# Goal
Among the entries below, count the lines that contain the word "footer". Write down only the total.
------------------------------------------------
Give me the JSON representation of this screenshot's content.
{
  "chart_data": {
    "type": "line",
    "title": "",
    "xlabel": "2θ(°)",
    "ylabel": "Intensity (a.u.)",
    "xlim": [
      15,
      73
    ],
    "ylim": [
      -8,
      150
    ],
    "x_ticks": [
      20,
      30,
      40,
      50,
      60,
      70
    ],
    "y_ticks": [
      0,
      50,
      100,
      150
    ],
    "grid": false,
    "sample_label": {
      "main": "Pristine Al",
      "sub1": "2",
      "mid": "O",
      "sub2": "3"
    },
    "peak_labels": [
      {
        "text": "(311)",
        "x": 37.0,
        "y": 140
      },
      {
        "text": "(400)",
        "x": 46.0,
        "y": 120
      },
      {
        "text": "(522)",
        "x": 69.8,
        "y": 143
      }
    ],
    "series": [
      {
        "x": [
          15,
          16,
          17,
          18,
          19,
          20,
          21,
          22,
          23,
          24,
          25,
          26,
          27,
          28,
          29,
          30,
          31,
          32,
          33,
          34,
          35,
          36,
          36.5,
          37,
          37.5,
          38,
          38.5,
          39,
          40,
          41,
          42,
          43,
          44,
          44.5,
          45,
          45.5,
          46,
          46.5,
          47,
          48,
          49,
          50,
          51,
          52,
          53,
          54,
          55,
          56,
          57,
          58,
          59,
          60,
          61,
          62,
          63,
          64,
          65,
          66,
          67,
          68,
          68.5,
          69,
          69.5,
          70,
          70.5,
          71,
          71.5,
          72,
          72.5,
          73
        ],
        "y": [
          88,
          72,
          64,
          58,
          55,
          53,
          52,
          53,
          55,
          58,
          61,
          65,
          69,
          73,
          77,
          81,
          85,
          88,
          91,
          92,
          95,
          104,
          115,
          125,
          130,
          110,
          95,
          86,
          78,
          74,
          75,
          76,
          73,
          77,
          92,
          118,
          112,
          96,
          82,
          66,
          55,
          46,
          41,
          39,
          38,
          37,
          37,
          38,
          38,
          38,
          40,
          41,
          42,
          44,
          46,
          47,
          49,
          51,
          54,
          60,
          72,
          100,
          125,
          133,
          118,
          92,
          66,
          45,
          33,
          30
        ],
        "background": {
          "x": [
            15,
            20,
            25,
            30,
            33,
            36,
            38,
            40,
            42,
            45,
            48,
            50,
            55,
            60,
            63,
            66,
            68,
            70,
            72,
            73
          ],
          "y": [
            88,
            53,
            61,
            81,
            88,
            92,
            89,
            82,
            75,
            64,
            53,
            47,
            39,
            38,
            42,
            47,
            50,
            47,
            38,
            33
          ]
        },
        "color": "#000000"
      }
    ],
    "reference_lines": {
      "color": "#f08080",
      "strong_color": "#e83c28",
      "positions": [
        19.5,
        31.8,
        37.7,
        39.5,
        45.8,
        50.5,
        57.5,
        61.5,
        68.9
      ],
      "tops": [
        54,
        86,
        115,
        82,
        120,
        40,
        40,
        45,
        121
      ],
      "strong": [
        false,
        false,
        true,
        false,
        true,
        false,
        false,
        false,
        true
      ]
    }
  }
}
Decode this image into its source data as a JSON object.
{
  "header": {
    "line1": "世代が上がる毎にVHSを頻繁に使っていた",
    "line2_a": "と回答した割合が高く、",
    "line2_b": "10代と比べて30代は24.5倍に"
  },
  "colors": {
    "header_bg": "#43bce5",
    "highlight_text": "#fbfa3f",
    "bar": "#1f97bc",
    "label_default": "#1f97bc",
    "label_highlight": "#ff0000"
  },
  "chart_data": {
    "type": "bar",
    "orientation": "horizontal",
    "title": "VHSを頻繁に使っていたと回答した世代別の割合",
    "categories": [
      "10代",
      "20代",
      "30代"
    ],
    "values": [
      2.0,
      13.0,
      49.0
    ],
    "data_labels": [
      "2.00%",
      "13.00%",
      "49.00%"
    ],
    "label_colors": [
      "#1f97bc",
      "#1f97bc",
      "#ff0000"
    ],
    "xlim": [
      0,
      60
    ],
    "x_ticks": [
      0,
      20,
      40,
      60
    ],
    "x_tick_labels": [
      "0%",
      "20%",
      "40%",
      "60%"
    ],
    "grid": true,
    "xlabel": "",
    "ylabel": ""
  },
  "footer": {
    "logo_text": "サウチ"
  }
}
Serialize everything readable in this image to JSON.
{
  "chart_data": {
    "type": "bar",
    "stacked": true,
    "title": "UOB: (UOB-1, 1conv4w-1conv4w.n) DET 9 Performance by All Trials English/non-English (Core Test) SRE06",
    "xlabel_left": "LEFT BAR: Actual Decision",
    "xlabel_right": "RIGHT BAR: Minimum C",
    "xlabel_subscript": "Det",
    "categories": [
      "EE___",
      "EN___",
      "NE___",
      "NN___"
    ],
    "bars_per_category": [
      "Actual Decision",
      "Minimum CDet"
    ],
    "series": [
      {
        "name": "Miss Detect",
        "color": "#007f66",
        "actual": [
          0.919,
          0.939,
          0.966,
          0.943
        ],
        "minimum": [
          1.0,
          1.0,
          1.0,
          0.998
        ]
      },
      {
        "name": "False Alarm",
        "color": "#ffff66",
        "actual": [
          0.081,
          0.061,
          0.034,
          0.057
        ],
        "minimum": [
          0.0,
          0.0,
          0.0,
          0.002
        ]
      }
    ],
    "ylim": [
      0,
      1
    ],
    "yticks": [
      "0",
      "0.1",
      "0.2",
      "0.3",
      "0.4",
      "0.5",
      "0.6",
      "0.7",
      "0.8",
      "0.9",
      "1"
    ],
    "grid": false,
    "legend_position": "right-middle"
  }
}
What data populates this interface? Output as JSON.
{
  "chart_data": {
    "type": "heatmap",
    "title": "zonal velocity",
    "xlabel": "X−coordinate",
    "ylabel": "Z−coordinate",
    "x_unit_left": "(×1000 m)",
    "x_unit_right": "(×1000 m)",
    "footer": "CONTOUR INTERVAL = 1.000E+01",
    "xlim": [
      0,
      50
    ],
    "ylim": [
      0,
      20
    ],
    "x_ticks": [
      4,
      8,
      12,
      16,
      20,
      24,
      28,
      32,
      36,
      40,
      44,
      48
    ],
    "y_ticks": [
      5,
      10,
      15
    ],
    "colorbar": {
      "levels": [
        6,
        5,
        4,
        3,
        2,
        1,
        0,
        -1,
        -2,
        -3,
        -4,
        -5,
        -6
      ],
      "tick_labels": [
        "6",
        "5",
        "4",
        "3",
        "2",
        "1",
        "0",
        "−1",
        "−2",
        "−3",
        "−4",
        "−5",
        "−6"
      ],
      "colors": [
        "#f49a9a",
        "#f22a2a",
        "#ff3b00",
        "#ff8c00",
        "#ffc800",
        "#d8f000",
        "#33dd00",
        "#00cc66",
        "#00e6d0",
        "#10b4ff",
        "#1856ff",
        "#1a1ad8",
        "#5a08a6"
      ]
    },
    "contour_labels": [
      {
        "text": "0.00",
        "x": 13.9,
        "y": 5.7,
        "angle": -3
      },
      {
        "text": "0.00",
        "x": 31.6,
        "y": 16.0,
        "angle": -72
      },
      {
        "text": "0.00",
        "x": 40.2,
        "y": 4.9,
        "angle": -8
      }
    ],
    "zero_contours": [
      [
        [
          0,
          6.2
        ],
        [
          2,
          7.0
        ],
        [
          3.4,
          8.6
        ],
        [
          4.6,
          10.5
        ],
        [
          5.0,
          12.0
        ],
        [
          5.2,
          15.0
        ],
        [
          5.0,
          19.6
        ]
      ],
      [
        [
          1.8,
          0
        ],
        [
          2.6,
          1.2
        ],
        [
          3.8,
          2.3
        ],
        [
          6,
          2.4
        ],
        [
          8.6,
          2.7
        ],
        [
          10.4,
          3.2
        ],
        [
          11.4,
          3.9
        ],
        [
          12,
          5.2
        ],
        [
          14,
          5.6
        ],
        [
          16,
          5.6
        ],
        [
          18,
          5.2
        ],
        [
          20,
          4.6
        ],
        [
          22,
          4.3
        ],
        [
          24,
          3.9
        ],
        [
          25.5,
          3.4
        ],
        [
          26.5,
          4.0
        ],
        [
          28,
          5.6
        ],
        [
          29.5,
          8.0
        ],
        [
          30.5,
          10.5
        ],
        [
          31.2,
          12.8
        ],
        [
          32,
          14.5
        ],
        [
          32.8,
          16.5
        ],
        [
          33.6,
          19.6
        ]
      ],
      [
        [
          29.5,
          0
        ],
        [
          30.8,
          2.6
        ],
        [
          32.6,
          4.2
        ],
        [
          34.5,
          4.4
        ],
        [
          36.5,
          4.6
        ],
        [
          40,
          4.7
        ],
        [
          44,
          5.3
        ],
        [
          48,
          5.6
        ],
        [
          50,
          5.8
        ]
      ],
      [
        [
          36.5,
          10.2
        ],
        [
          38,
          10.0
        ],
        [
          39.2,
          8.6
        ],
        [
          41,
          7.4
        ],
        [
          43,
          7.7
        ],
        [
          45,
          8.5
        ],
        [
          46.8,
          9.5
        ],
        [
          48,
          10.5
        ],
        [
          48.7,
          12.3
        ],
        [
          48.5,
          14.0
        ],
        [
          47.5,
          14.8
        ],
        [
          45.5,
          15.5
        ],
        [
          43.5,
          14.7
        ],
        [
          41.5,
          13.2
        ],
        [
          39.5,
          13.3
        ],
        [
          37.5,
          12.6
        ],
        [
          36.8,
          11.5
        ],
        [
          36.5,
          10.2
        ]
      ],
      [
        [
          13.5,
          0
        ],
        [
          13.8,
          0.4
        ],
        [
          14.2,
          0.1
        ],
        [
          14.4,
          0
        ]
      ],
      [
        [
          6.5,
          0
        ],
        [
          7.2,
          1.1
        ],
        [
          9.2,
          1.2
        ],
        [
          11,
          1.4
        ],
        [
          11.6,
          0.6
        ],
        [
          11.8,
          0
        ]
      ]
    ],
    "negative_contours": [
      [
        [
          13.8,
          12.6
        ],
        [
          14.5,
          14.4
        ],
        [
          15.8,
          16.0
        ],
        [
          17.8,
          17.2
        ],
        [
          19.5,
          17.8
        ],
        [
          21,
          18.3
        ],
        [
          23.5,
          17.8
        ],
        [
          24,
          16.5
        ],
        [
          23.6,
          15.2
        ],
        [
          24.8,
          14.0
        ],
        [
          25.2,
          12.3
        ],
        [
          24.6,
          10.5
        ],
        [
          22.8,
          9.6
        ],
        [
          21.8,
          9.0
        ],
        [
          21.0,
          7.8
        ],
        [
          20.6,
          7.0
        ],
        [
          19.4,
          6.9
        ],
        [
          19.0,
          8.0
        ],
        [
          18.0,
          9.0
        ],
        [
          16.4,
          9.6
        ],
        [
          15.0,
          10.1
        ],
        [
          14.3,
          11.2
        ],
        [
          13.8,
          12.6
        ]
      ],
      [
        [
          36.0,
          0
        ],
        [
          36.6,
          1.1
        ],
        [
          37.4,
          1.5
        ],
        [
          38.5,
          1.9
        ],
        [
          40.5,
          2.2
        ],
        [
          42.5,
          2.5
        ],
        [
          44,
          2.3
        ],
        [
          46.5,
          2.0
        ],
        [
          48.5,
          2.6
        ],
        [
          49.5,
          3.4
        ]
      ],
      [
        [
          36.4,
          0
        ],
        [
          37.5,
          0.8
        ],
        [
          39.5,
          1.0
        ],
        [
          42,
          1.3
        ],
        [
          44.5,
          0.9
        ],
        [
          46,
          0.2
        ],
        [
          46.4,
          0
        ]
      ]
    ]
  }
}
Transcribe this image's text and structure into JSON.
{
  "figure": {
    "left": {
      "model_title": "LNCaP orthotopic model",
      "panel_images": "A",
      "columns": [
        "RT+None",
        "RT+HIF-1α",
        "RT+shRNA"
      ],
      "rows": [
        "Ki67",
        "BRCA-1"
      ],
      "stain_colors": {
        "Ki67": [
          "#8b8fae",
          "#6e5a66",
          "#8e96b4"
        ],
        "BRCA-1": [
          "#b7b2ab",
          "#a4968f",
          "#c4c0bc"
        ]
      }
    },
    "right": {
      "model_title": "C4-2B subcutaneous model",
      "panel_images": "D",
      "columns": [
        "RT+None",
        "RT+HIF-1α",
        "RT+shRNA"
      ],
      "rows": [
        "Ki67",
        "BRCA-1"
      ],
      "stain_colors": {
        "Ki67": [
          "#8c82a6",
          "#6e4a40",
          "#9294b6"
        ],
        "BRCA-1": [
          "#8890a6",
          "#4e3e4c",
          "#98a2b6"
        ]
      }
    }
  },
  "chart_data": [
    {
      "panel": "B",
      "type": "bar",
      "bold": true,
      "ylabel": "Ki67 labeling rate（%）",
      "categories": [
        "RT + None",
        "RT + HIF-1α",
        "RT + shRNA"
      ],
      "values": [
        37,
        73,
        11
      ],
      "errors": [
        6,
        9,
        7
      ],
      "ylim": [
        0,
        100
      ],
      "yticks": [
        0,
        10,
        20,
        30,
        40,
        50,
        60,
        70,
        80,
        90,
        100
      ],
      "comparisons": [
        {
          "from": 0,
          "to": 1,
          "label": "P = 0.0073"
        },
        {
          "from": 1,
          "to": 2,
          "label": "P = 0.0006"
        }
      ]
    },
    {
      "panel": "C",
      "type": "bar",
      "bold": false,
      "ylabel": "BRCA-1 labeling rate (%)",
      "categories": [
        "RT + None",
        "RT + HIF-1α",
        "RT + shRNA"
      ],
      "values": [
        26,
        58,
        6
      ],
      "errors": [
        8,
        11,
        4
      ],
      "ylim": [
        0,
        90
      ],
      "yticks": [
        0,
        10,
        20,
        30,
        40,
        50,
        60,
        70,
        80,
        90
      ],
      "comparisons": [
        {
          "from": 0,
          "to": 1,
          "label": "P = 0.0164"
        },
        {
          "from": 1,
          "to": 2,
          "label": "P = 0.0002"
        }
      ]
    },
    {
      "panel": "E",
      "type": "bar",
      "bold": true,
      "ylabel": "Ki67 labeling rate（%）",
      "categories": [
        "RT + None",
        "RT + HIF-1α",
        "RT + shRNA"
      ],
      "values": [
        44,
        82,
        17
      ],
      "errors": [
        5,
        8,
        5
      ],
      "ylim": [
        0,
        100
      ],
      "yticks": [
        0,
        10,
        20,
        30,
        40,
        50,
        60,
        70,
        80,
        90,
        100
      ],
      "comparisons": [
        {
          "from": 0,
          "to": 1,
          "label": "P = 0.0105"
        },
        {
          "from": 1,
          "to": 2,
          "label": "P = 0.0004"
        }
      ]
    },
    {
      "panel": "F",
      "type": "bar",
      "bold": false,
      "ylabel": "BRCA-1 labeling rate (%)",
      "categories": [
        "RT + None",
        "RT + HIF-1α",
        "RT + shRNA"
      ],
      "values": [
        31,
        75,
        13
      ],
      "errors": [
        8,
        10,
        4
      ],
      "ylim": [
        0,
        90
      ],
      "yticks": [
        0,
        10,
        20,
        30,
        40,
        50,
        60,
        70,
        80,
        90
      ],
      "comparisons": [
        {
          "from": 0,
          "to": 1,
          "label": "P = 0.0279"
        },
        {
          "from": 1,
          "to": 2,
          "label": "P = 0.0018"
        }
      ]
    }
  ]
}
------------------------------------------------
# Solution for this exercise
2